> What you need to do: Extract from the listing each line in which the word "Sablon" appears.
╭─ Extracted data
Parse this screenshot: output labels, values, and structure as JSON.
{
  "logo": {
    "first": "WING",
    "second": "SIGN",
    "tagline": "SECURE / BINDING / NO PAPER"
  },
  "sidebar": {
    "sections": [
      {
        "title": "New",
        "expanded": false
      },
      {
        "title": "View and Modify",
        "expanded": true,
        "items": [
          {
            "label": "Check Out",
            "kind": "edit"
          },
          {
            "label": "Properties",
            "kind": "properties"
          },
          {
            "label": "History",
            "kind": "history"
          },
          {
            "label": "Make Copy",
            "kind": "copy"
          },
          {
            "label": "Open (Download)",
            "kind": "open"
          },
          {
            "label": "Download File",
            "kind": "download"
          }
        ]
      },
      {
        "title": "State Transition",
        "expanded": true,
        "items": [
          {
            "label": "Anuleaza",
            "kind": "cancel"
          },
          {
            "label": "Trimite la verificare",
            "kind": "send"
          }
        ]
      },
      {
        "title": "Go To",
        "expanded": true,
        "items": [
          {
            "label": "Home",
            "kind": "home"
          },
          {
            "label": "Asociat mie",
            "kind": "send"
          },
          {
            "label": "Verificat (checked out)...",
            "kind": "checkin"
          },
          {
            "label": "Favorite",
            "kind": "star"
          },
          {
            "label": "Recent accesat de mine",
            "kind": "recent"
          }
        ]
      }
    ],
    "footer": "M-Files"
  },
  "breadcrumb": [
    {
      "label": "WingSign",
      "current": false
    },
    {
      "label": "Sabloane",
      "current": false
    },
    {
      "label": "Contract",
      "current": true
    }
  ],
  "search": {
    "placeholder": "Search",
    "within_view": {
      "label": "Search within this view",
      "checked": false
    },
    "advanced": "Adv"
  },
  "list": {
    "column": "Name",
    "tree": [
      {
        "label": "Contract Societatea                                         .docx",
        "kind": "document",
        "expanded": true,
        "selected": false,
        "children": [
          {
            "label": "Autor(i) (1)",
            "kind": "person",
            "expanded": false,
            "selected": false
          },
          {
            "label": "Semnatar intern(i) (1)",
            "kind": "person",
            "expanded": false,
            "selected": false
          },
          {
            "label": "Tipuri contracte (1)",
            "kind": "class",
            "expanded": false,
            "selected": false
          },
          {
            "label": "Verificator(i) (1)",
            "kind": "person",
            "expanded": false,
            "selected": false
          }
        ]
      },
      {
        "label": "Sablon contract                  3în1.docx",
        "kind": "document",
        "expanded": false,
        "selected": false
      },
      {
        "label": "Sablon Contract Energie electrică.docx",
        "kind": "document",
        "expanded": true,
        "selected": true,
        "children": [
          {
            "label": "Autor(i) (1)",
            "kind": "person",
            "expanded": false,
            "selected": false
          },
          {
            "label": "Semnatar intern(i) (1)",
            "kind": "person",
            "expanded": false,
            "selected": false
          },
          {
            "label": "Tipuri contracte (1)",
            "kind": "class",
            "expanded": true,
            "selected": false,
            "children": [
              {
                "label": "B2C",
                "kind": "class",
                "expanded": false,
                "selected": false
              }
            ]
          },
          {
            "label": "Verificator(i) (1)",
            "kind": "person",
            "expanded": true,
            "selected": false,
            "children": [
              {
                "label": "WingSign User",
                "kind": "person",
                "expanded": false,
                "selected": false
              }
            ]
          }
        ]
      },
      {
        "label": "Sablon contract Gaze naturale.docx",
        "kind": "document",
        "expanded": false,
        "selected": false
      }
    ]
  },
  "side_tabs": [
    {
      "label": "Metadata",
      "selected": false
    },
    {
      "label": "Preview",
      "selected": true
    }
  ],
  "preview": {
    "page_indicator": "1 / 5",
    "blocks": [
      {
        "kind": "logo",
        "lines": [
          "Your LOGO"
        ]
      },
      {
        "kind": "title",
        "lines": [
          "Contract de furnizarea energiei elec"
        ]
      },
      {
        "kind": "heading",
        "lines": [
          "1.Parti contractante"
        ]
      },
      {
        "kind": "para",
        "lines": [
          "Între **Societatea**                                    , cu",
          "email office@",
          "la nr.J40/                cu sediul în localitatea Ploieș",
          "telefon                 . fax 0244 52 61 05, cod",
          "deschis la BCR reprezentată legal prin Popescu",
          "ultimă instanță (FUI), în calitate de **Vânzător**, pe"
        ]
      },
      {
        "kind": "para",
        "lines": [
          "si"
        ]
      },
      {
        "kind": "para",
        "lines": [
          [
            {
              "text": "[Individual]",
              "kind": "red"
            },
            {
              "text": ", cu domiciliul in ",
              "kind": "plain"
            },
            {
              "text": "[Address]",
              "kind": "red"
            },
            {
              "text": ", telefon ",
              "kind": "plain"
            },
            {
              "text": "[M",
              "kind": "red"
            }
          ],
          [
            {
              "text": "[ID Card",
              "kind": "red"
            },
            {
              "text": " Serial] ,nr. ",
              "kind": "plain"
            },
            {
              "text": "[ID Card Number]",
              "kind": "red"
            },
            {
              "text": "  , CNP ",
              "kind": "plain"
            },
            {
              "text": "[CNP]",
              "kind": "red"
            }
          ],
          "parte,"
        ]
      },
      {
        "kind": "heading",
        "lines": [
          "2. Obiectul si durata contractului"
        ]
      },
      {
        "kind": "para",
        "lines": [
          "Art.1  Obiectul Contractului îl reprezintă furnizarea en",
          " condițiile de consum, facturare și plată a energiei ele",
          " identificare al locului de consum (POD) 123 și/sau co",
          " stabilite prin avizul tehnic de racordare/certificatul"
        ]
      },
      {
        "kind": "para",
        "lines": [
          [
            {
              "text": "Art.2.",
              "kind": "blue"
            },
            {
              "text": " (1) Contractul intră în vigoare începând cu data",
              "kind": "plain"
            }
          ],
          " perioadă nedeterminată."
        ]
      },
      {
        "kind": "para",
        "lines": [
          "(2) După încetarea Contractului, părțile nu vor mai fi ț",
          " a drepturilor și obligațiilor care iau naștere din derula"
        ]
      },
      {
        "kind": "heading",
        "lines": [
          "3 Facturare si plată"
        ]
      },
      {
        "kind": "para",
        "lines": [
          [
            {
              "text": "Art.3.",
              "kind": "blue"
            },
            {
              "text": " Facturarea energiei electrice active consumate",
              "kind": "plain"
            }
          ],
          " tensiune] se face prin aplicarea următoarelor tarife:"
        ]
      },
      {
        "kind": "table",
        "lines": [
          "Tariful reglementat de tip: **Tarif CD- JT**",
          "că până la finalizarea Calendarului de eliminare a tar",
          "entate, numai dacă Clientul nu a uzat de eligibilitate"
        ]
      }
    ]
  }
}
╰─
> Right answer:
        "label": "Sablon contract                  3în1.docx",
        "label": "Sablon Contract Energie electrică.docx",
        "label": "Sablon contract Gaze naturale.docx",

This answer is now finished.